▸ Requirement:
Go through the listing below and list every line with "arrow".

◇ ◇ ◇

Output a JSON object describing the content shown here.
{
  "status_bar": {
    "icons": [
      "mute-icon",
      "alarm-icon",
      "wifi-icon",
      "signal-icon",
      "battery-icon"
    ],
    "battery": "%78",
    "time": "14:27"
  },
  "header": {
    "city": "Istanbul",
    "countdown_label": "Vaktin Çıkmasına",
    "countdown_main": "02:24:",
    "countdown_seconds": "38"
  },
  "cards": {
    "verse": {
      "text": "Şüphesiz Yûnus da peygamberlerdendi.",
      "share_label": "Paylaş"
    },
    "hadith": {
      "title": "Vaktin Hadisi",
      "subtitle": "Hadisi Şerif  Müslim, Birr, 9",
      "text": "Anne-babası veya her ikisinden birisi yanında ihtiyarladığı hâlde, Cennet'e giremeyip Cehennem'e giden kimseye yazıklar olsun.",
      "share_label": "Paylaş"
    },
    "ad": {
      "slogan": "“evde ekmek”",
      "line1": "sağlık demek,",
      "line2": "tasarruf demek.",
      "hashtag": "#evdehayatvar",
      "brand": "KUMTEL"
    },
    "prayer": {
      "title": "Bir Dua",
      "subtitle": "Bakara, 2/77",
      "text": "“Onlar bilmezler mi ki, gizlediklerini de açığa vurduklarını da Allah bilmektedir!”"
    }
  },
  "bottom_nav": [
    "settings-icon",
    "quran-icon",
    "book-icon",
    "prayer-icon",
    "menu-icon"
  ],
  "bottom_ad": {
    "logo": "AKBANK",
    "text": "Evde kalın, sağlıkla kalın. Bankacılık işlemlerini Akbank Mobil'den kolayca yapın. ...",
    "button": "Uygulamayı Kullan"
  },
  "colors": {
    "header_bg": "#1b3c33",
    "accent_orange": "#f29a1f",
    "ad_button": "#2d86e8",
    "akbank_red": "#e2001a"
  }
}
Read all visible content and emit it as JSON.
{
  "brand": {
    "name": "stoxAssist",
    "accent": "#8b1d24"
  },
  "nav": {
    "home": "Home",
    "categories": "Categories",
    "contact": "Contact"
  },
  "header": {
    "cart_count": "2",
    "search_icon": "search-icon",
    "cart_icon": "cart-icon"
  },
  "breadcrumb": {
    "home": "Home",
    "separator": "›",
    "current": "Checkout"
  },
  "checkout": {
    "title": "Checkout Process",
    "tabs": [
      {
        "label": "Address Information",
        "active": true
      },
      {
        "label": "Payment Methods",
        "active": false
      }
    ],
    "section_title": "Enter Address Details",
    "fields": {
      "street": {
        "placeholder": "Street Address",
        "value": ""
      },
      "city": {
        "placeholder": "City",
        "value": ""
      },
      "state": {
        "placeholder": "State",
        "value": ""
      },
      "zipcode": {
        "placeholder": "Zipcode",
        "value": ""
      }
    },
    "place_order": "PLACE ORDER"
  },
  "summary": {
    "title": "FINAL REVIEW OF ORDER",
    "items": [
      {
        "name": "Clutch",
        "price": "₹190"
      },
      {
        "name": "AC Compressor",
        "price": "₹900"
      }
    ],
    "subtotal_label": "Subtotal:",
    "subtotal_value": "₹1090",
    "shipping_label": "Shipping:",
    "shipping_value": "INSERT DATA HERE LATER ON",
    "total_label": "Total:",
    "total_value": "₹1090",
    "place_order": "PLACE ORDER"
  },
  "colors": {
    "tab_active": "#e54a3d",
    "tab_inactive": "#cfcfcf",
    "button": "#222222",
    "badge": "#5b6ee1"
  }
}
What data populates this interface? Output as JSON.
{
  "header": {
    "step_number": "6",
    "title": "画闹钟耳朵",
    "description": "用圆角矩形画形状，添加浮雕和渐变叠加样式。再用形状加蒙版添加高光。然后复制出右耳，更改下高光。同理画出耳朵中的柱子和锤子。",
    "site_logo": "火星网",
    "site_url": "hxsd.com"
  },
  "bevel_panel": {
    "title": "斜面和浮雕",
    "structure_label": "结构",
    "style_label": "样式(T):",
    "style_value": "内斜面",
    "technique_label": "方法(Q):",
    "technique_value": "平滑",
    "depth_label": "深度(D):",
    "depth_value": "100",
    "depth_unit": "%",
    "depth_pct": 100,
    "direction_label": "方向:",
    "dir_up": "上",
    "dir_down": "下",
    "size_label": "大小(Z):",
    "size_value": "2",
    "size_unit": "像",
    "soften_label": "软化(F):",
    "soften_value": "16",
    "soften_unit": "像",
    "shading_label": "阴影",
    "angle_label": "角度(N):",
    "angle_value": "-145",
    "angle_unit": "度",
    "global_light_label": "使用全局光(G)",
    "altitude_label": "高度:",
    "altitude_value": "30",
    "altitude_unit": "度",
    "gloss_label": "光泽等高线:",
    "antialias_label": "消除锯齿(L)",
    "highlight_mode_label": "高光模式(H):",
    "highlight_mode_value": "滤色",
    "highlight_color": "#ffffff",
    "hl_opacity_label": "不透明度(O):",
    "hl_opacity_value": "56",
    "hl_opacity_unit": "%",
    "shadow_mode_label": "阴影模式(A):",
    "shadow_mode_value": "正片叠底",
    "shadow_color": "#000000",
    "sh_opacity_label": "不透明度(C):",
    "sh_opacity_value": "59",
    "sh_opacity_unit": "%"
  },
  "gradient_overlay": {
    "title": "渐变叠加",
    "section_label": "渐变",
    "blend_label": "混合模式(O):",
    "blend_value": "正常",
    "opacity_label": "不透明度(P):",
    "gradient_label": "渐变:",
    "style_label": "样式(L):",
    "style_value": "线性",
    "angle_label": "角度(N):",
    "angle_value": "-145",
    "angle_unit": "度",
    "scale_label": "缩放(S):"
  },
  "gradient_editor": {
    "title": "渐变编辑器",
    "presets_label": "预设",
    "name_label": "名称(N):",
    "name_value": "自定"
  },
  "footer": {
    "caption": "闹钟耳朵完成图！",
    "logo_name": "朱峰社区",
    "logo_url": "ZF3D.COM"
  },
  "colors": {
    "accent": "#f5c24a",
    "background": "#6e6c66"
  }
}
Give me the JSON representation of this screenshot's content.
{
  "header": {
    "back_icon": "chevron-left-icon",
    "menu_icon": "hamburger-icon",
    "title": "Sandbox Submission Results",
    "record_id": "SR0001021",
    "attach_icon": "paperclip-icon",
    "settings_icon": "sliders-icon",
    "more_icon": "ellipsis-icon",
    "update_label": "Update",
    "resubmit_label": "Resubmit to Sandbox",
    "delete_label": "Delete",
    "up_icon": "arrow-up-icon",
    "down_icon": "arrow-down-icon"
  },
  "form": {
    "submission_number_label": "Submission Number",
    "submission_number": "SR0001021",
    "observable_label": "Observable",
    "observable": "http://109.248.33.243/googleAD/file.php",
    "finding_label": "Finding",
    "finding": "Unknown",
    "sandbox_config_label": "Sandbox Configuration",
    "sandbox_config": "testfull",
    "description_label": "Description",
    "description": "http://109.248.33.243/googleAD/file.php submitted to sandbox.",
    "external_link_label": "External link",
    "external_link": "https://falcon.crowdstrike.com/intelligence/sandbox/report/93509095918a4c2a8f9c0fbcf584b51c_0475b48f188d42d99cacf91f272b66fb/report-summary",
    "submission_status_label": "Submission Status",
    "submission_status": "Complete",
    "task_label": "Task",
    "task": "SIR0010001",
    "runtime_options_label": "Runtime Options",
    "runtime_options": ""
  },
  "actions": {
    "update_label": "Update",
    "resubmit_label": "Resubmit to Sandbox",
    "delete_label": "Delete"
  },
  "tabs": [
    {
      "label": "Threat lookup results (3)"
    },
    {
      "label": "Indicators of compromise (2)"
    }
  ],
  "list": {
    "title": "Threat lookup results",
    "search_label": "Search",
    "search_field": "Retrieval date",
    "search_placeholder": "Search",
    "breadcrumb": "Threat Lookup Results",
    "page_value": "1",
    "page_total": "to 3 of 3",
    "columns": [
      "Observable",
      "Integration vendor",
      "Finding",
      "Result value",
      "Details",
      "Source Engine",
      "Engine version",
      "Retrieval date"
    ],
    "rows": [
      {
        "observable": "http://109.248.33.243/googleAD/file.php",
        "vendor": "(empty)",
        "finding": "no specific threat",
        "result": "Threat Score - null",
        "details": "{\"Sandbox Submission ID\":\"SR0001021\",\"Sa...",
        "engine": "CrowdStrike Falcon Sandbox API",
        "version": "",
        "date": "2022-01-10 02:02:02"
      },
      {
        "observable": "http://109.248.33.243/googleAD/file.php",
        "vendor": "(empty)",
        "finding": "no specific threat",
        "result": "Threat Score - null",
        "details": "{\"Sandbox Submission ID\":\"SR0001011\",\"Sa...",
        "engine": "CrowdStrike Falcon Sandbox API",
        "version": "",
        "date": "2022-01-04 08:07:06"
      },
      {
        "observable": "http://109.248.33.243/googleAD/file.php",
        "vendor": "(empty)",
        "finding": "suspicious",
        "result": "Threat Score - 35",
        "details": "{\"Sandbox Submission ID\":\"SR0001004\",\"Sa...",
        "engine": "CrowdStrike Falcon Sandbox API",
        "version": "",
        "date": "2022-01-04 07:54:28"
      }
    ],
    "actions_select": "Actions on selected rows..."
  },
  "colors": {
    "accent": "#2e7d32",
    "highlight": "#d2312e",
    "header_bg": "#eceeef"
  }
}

◇ ◇ ◇

▸ Output for this exercise:
    "up_icon": "arrow-up-icon",
    "down_icon": "arrow-down-icon"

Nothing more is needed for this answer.